(Stored records)
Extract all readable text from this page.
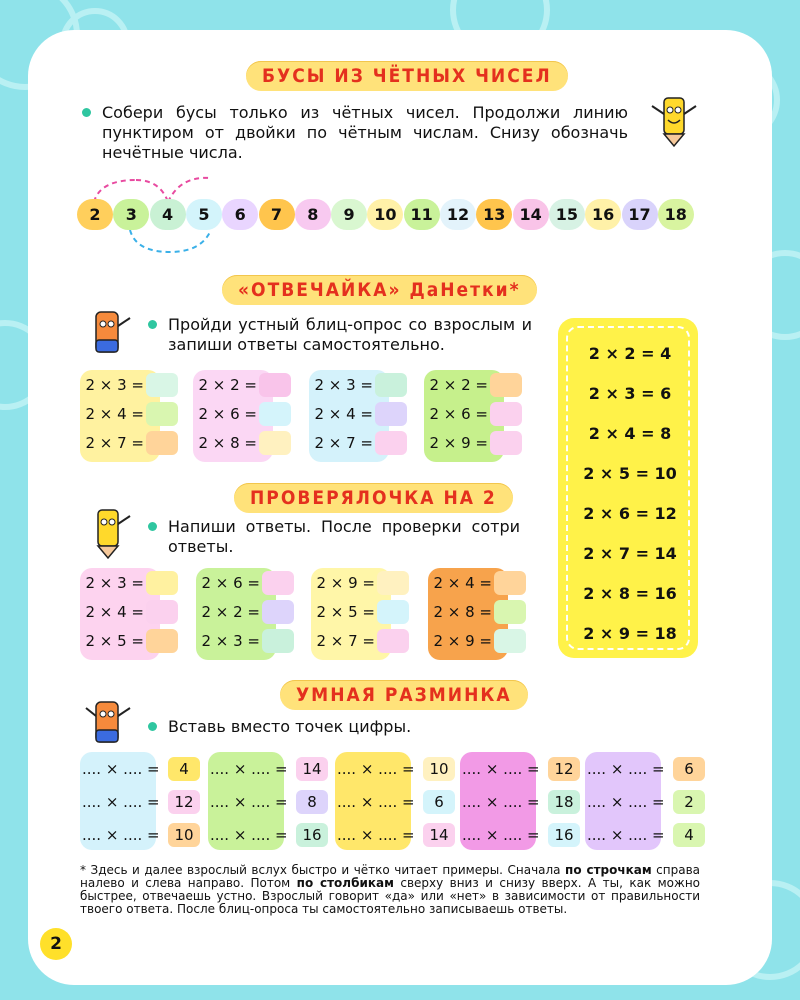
БУСЫ ИЗ ЧЁТНЫХ ЧИСЕЛ
Собери бусы только из чётных чисел. Продолжи линию пунктиром от двойки по чётным числам. Снизу обозначь нечётные числа.
2	3	4	5	6	7	8	9	10 11 12 13 14 15 16 17 18
«ОТВЕЧАЙКА» ДаНетки*
Пройди устный блиц-опрос со взрослым и запиши ответы самостоятельно.
2 × 3 =
2 × 4 =
2 × 7 =
2 × 2 =
2 × 6 =
2 × 8 =
2 × 3 =
2 × 4 =
2 × 7 =
2 × 2 =
2 × 6 =
2 × 9 =
ПРОВЕРЯЛОЧКА НА 2
Напиши ответы. После проверки сотри ответы.
2 × 3 =
2 × 4 =
2 × 5 =
2 × 6 =
2 × 2 =
2 × 3 =
2 × 9 =
2 × 5 =
2 × 7 =
2 × 4 =
2 × 8 =
2 × 9 =
2 × 2 = 4
2 × 3 = 6
2 × 4 = 8
2 × 5 = 10
2 × 6 = 12
2 × 7 = 14
2 × 8 = 16
2 × 9 = 18
УМНАЯ РАЗМИНКА
Вставь вместо точек цифры.
.... × .... =	4
.... × .... = 12
.... × .... = 10
.... × .... = 14
.... × .... =	8
.... × .... = 16
.... × .... = 10
.... × .... =	6
.... × .... = 14
.... × .... = 12
.... × .... = 18
.... × .... = 16
.... × .... =	6
.... × .... =	2
.... × .... =	4
* Здесь и далее взрослый вслух быстро и чётко читает примеры. Сначала по строчкам справа налево и слева направо. Потом по столбикам сверху вниз и снизу вверх. А ты, как можно быстрее, отвечаешь устно. Взрослый говорит «да» или «нет» в зависимости от правильности твоего ответа. После блиц-опроса ты самостоятельно записываешь ответы.
2
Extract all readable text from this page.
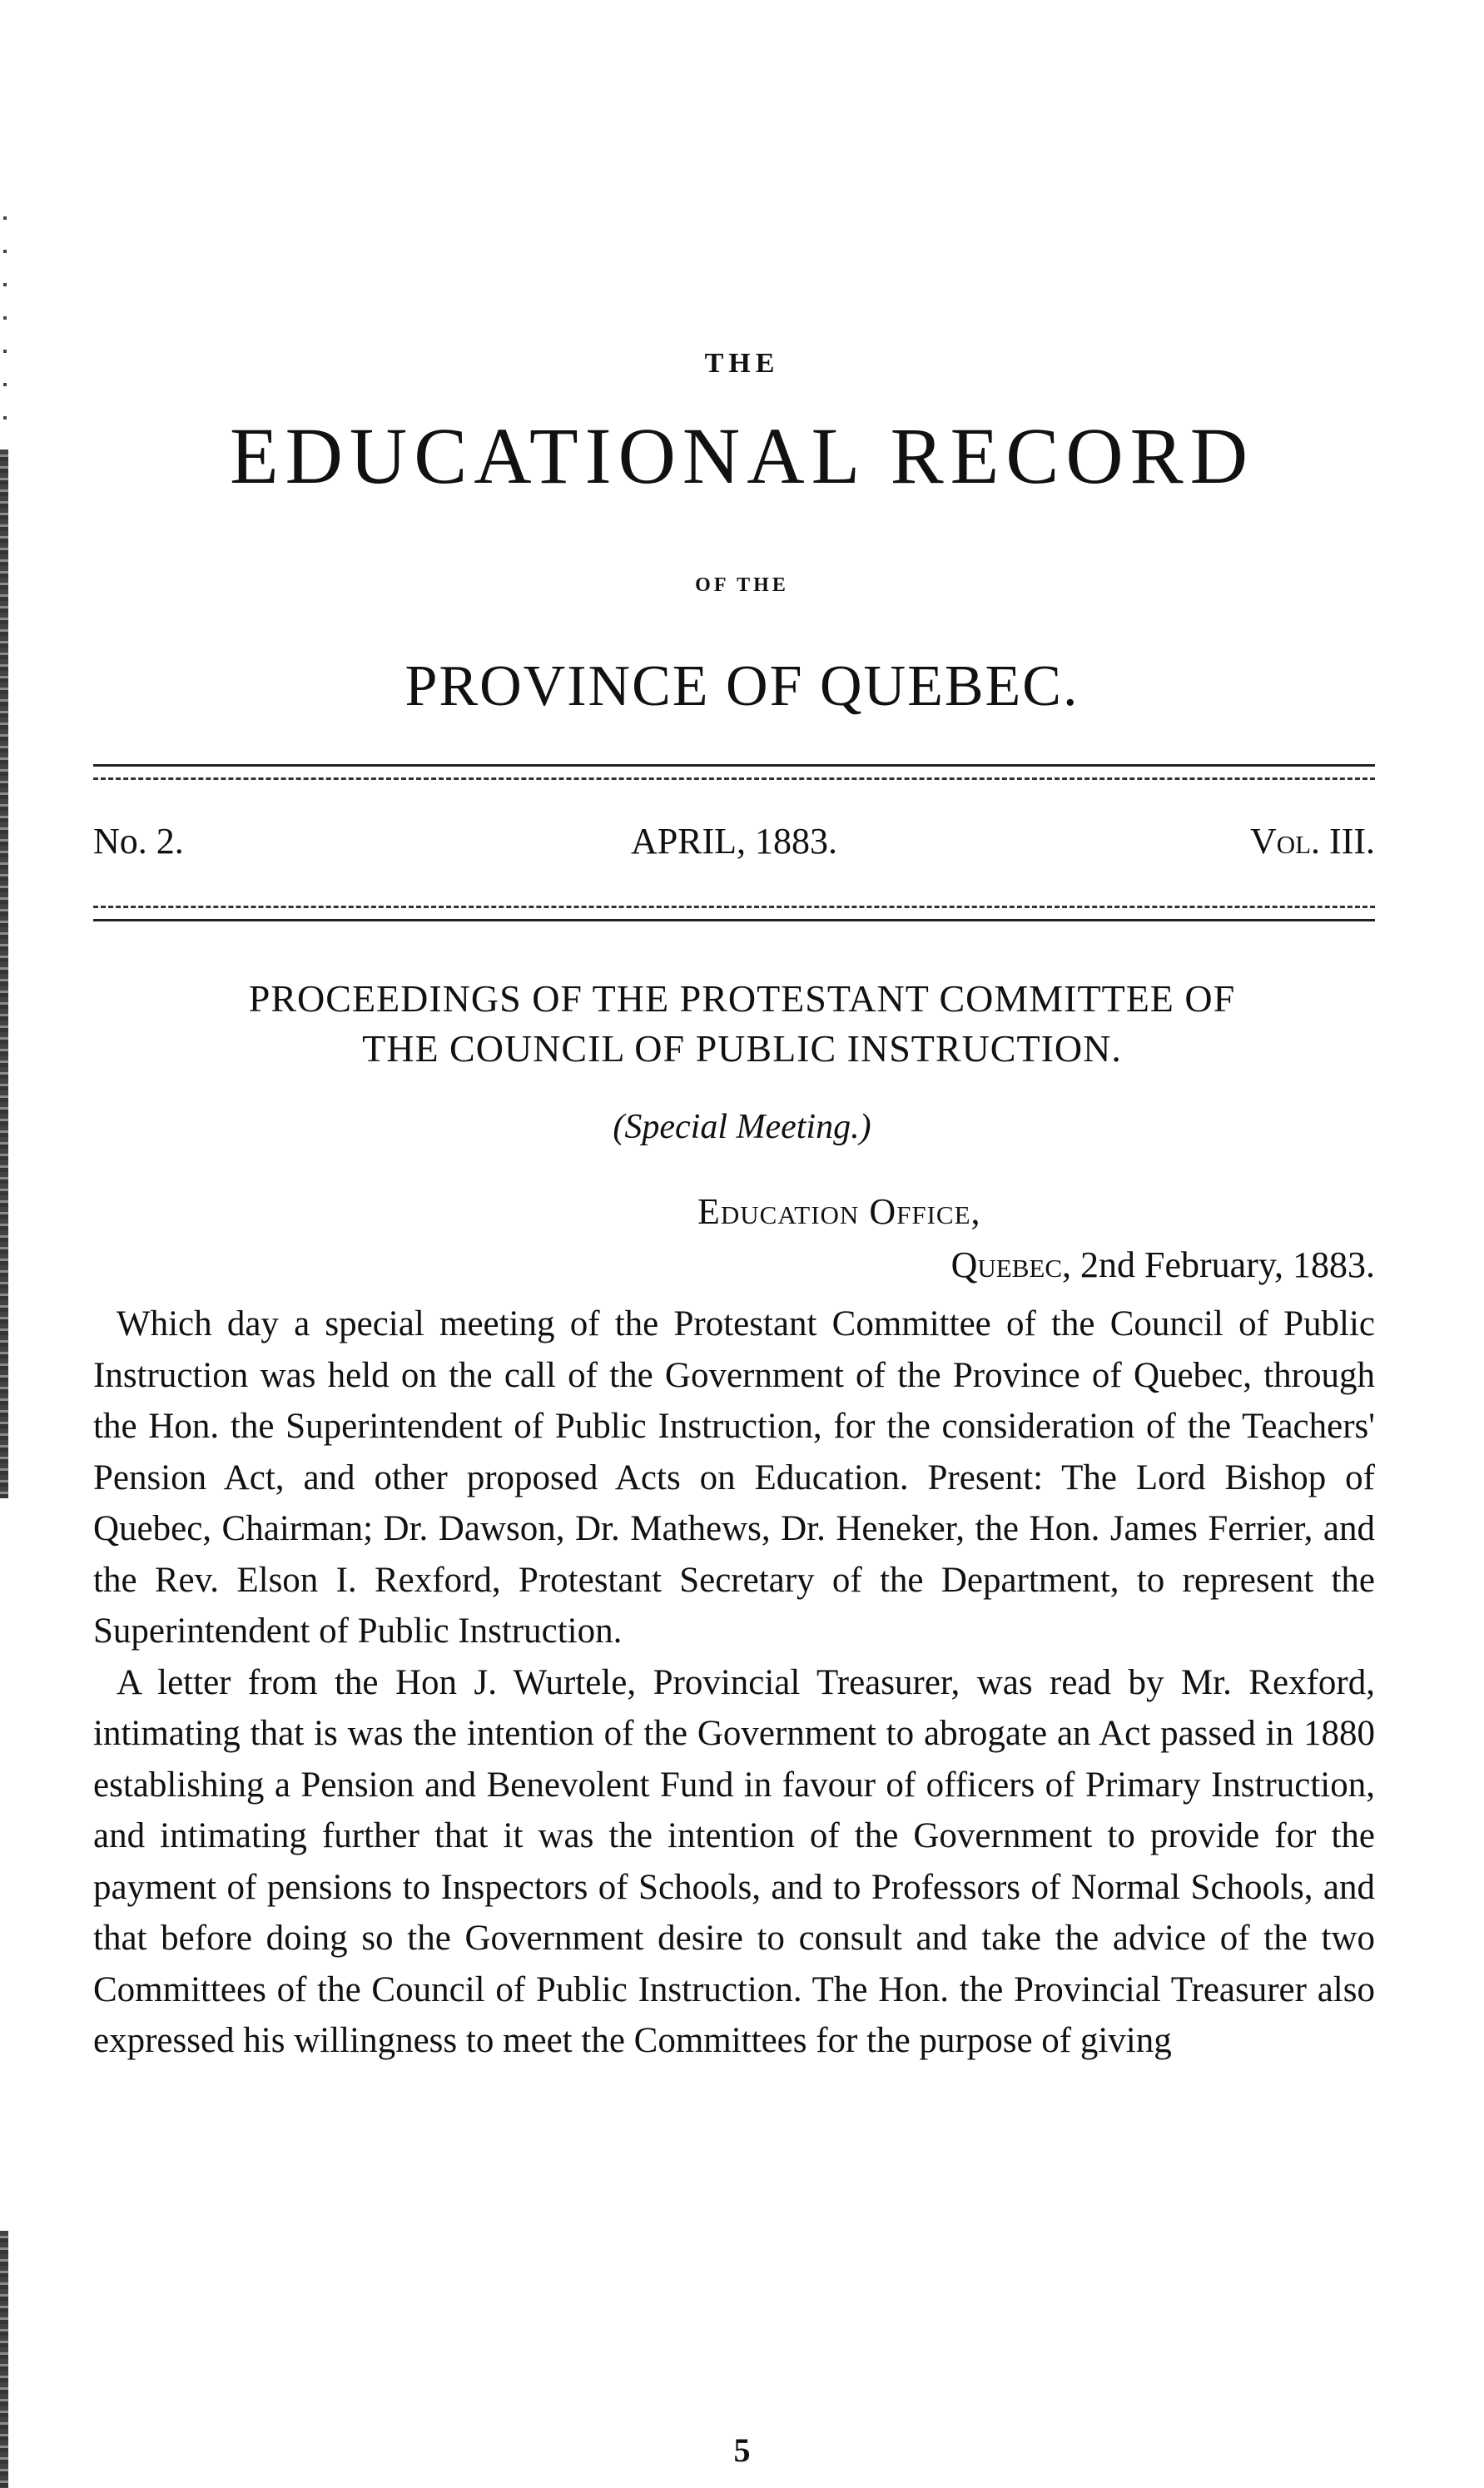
THE
EDUCATIONAL RECORD
OF THE
PROVINCE OF QUEBEC.
No. 2.	APRIL, 1883.	Vol. III.
PROCEEDINGS OF THE PROTESTANT COMMITTEE OF
THE COUNCIL OF PUBLIC INSTRUCTION.
(Special Meeting.)
Education Office,
Quebec, 2nd February, 1883.

Which day a special meeting of the Protestant Committee of the Council of Public Instruction was held on the call of the Government of the Province of Quebec, through the Hon. the Superintendent of Public Instruction, for the consideration of the Teachers' Pension Act, and other proposed Acts on Education. Present: The Lord Bishop of Quebec, Chairman; Dr. Dawson, Dr. Mathews, Dr. Heneker, the Hon. James Ferrier, and the Rev. Elson I. Rexford, Protestant Secretary of the Department, to represent the Superintendent of Public Instruction.

A letter from the Hon J. Wurtele, Provincial Treasurer, was read by Mr. Rexford, intimating that is was the intention of the Government to abrogate an Act passed in 1880 establishing a Pension and Benevolent Fund in favour of officers of Primary Instruction, and intimating further that it was the intention of the Government to provide for the payment of pensions to Inspectors of Schools, and to Professors of Normal Schools, and that before doing so the Government desire to consult and take the advice of the two Committees of the Council of Public Instruction. The Hon. the Provincial Treasurer also expressed his willingness to meet the Committees for the purpose of giving

5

*Short exercise*. State how many lines of the material contain the string "ответы", with no other words.

*Result of the task*. 3